╭─ RECORDS SUPPLIED

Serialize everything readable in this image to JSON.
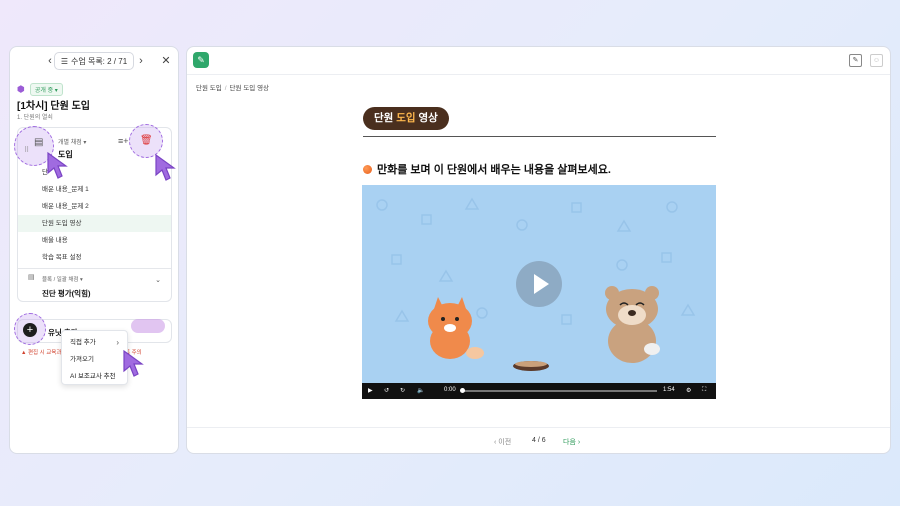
{
  "left": {
    "nav": {
      "prev": "‹",
      "next": "›",
      "close": "✕",
      "list_label": "수업 목록: 2 / 71"
    },
    "public_tag": "공개 중",
    "title": "[1차시] 단원 도입",
    "subtitle": "1. 단원의 열쇠",
    "lesson_card": {
      "header_small": "개별 채점",
      "header_title": "도입",
      "items": [
        {
          "label": "단"
        },
        {
          "label": "배운 내용_문제 1"
        },
        {
          "label": "배운 내용_문제 2"
        },
        {
          "label": "단원 도입 영상",
          "selected": true
        },
        {
          "label": "배울 내용"
        },
        {
          "label": "학습 목표 설정"
        }
      ],
      "section_small": "블록 / 일괄 채점",
      "section_title": "진단 평가(익힘)"
    },
    "add_label": "유닛 추가",
    "warning": "▲ 편집 시 교육과정·          의 내용을 포함하지 않도록 주의",
    "menu": {
      "items": [
        "직접 추가",
        "가져오기",
        "AI 보조교사 추천"
      ]
    }
  },
  "right": {
    "breadcrumb": [
      "단원 도입",
      "단원 도입 영상"
    ],
    "banner_part1": "단원 ",
    "banner_highlight": "도입",
    "banner_part2": " 영상",
    "question": "만화를 보며 이 단원에서 배우는 내용을 살펴보세요.",
    "video": {
      "current_time": "0:00",
      "duration": "1:54",
      "progress": 0.0
    },
    "footer": {
      "prev": "이전",
      "page": "4 / 6",
      "next": "다음"
    }
  },
  "colors": {
    "accent": "#2e9a5a",
    "highlight": "#a06be0",
    "banner_bg": "#4a2f1e"
  },
  "icons": [
    "chevron-left-icon",
    "chevron-right-icon",
    "list-icon",
    "close-icon",
    "cube-icon",
    "sort-icon",
    "trash-icon",
    "drag-handle-icon",
    "document-icon",
    "plus-icon",
    "play-icon",
    "logo-icon",
    "memo-icon",
    "person-icon"
  ]
}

╰─

YOUR TASK: Reproduce each line of the records exactly, and omit every picture.

FINISHED TASK:
Serialize everything readable in this image to JSON.
{
  "left": {
    "nav": {
      "prev": "‹",
      "next": "›",
      "close": "✕",
      "list_label": "수업 목록: 2 / 71"
    },
    "public_tag": "공개 중",
    "title": "[1차시] 단원 도입",
    "subtitle": "1. 단원의 열쇠",
    "lesson_card": {
      "header_small": "개별 채점",
      "header_title": "도입",
      "items": [
        {
          "label": "단"
        },
        {
          "label": "배운 내용_문제 1"
        },
        {
          "label": "배운 내용_문제 2"
        },
        {
          "label": "단원 도입 영상",
          "selected": true
        },
        {
          "label": "배울 내용"
        },
        {
          "label": "학습 목표 설정"
        }
      ],
      "section_small": "블록 / 일괄 채점",
      "section_title": "진단 평가(익힘)"
    },
    "add_label": "유닛 추가",
    "warning": "▲ 편집 시 교육과정·          의 내용을 포함하지 않도록 주의",
    "menu": {
      "items": [
        "직접 추가",
        "가져오기",
        "AI 보조교사 추천"
      ]
    }
  },
  "right": {
    "breadcrumb": [
      "단원 도입",
      "단원 도입 영상"
    ],
    "banner_part1": "단원 ",
    "banner_highlight": "도입",
    "banner_part2": " 영상",
    "question": "만화를 보며 이 단원에서 배우는 내용을 살펴보세요.",
    "video": {
      "current_time": "0:00",
      "duration": "1:54",
      "progress": 0.0
    },
    "footer": {
      "prev": "이전",
      "page": "4 / 6",
      "next": "다음"
    }
  },
  "colors": {
    "accent": "#2e9a5a",
    "highlight": "#a06be0",
    "banner_bg": "#4a2f1e"
  },
  "icons": [
    "chevron-left-icon",
    "chevron-right-icon",
    "list-icon",
    "close-icon",
    "cube-icon",
    "sort-icon",
    "trash-icon",
    "drag-handle-icon",
    "document-icon",
    "plus-icon",
    "play-icon",
    "logo-icon",
    "memo-icon",
    "person-icon"
  ]
}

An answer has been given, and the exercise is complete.